(AVAILABLE RECORDS)

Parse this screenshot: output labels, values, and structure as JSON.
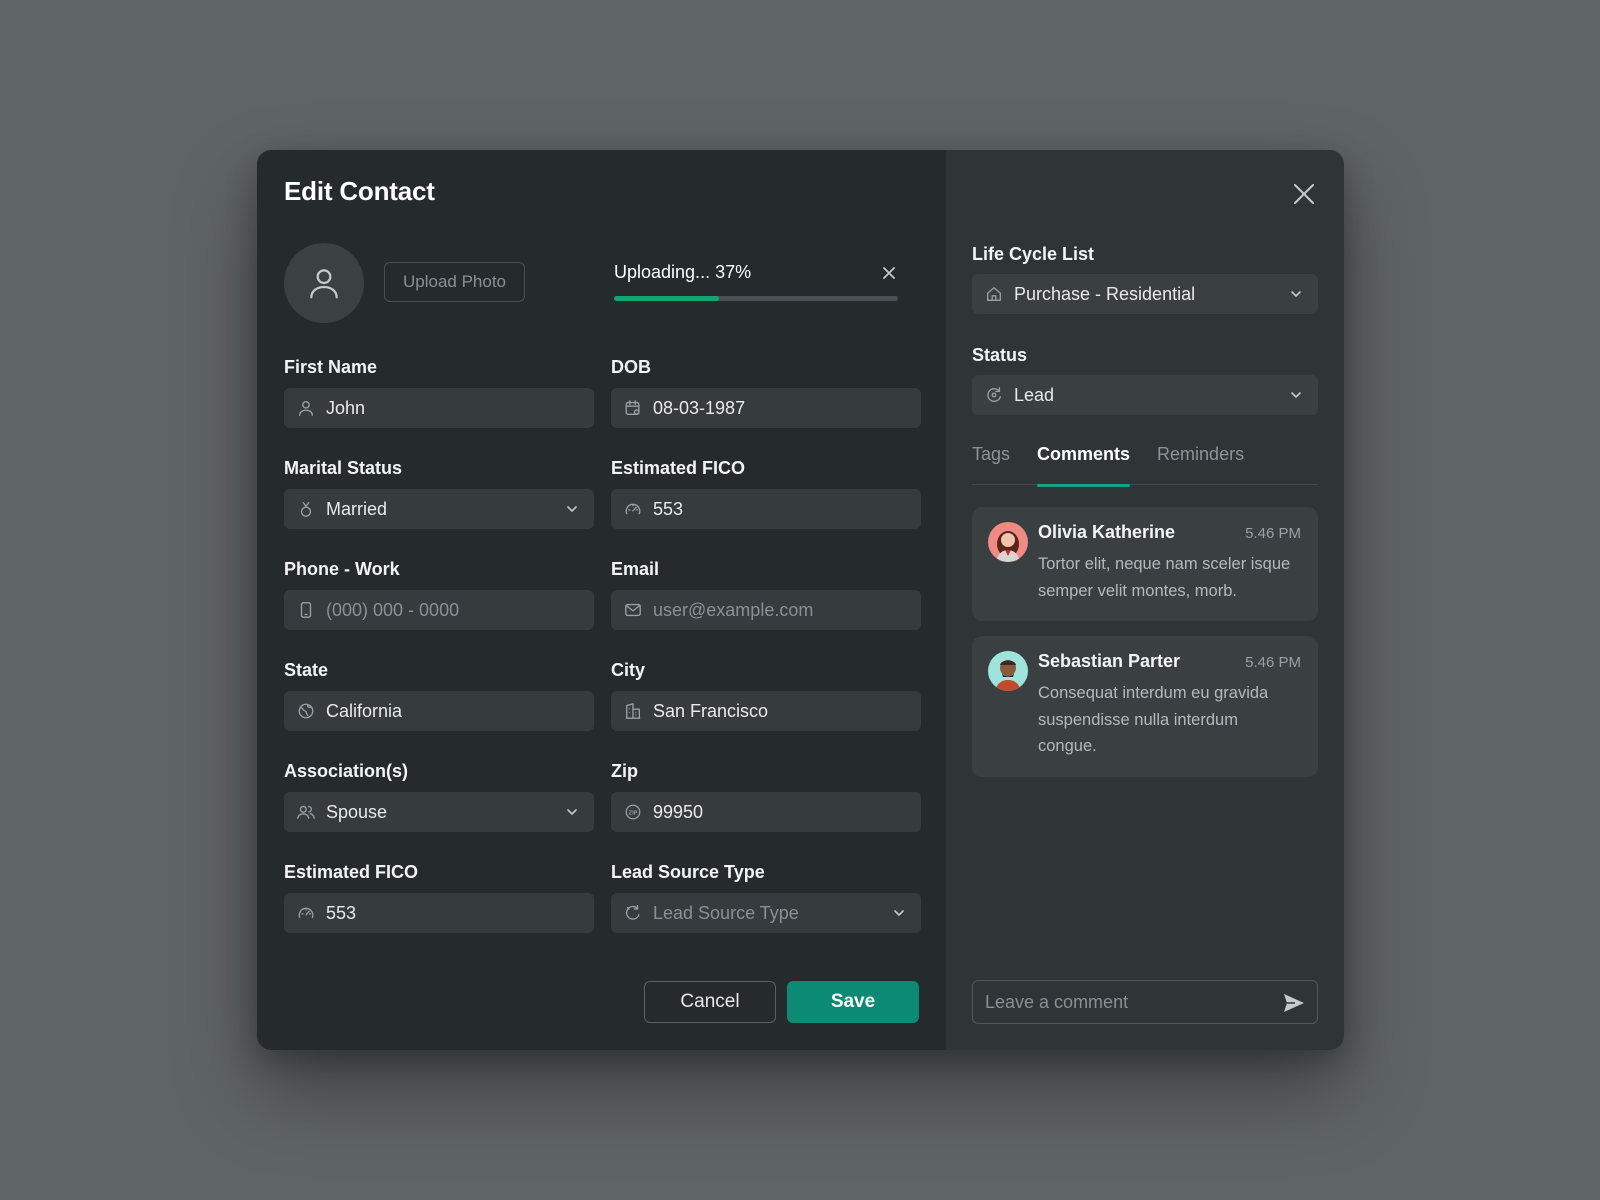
{
  "modal": {
    "title": "Edit Contact",
    "upload": {
      "button_label": "Upload Photo",
      "status_text": "Uploading... 37%",
      "progress": 0.37
    },
    "fields": [
      {
        "label": "First Name",
        "value": "John",
        "placeholder": "",
        "icon": "user-icon",
        "dropdown": false
      },
      {
        "label": "DOB",
        "value": "08-03-1987",
        "placeholder": "",
        "icon": "calendar-icon",
        "dropdown": false
      },
      {
        "label": "Marital Status",
        "value": "Married",
        "placeholder": "",
        "icon": "rings-icon",
        "dropdown": true
      },
      {
        "label": "Estimated FICO",
        "value": "553",
        "placeholder": "",
        "icon": "gauge-icon",
        "dropdown": false
      },
      {
        "label": "Phone - Work",
        "value": "",
        "placeholder": "(000) 000 - 0000",
        "icon": "phone-icon",
        "dropdown": false
      },
      {
        "label": "Email",
        "value": "",
        "placeholder": "user@example.com",
        "icon": "mail-icon",
        "dropdown": false
      },
      {
        "label": "State",
        "value": "California",
        "placeholder": "",
        "icon": "globe-icon",
        "dropdown": false
      },
      {
        "label": "City",
        "value": "San Francisco",
        "placeholder": "",
        "icon": "buildings-icon",
        "dropdown": false
      },
      {
        "label": "Association(s)",
        "value": "Spouse",
        "placeholder": "",
        "icon": "users-icon",
        "dropdown": true
      },
      {
        "label": "Zip",
        "value": "99950",
        "placeholder": "",
        "icon": "zip-icon",
        "dropdown": false
      },
      {
        "label": "Estimated FICO",
        "value": "553",
        "placeholder": "",
        "icon": "gauge-icon",
        "dropdown": false
      },
      {
        "label": "Lead Source Type",
        "value": "",
        "placeholder": "Lead Source Type",
        "icon": "source-icon",
        "dropdown": true
      }
    ],
    "footer": {
      "cancel_label": "Cancel",
      "save_label": "Save"
    }
  },
  "sidebar": {
    "lifecycle": {
      "label": "Life Cycle List",
      "value": "Purchase - Residential"
    },
    "status": {
      "label": "Status",
      "value": "Lead"
    },
    "tabs": [
      {
        "label": "Tags",
        "active": false
      },
      {
        "label": "Comments",
        "active": true
      },
      {
        "label": "Reminders",
        "active": false
      }
    ],
    "comments": [
      {
        "name": "Olivia Katherine",
        "time": "5.46 PM",
        "text": "Tortor elit, neque nam sceler isque semper velit montes, morb."
      },
      {
        "name": "Sebastian Parter",
        "time": "5.46 PM",
        "text": "Consequat interdum eu gravida suspendisse nulla interdum congue."
      }
    ],
    "comment_input": {
      "placeholder": "Leave a comment",
      "value": ""
    }
  },
  "colors": {
    "accent": "#0c8a73",
    "progress": "#10a66f",
    "panel_left": "#252a2c",
    "panel_right": "#2f3436",
    "backdrop": "#5f6467"
  }
}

(WHAT IS EXPECTED)
Print the complete listing exactly, apart from any pictures.

(THE ANSWER)
Parse this screenshot: output labels, values, and structure as JSON.
{
  "modal": {
    "title": "Edit Contact",
    "upload": {
      "button_label": "Upload Photo",
      "status_text": "Uploading... 37%",
      "progress": 0.37
    },
    "fields": [
      {
        "label": "First Name",
        "value": "John",
        "placeholder": "",
        "icon": "user-icon",
        "dropdown": false
      },
      {
        "label": "DOB",
        "value": "08-03-1987",
        "placeholder": "",
        "icon": "calendar-icon",
        "dropdown": false
      },
      {
        "label": "Marital Status",
        "value": "Married",
        "placeholder": "",
        "icon": "rings-icon",
        "dropdown": true
      },
      {
        "label": "Estimated FICO",
        "value": "553",
        "placeholder": "",
        "icon": "gauge-icon",
        "dropdown": false
      },
      {
        "label": "Phone - Work",
        "value": "",
        "placeholder": "(000) 000 - 0000",
        "icon": "phone-icon",
        "dropdown": false
      },
      {
        "label": "Email",
        "value": "",
        "placeholder": "user@example.com",
        "icon": "mail-icon",
        "dropdown": false
      },
      {
        "label": "State",
        "value": "California",
        "placeholder": "",
        "icon": "globe-icon",
        "dropdown": false
      },
      {
        "label": "City",
        "value": "San Francisco",
        "placeholder": "",
        "icon": "buildings-icon",
        "dropdown": false
      },
      {
        "label": "Association(s)",
        "value": "Spouse",
        "placeholder": "",
        "icon": "users-icon",
        "dropdown": true
      },
      {
        "label": "Zip",
        "value": "99950",
        "placeholder": "",
        "icon": "zip-icon",
        "dropdown": false
      },
      {
        "label": "Estimated FICO",
        "value": "553",
        "placeholder": "",
        "icon": "gauge-icon",
        "dropdown": false
      },
      {
        "label": "Lead Source Type",
        "value": "",
        "placeholder": "Lead Source Type",
        "icon": "source-icon",
        "dropdown": true
      }
    ],
    "footer": {
      "cancel_label": "Cancel",
      "save_label": "Save"
    }
  },
  "sidebar": {
    "lifecycle": {
      "label": "Life Cycle List",
      "value": "Purchase - Residential"
    },
    "status": {
      "label": "Status",
      "value": "Lead"
    },
    "tabs": [
      {
        "label": "Tags",
        "active": false
      },
      {
        "label": "Comments",
        "active": true
      },
      {
        "label": "Reminders",
        "active": false
      }
    ],
    "comments": [
      {
        "name": "Olivia Katherine",
        "time": "5.46 PM",
        "text": "Tortor elit, neque nam sceler isque semper velit montes, morb."
      },
      {
        "name": "Sebastian Parter",
        "time": "5.46 PM",
        "text": "Consequat interdum eu gravida suspendisse nulla interdum congue."
      }
    ],
    "comment_input": {
      "placeholder": "Leave a comment",
      "value": ""
    }
  },
  "colors": {
    "accent": "#0c8a73",
    "progress": "#10a66f",
    "panel_left": "#252a2c",
    "panel_right": "#2f3436",
    "backdrop": "#5f6467"
  }
}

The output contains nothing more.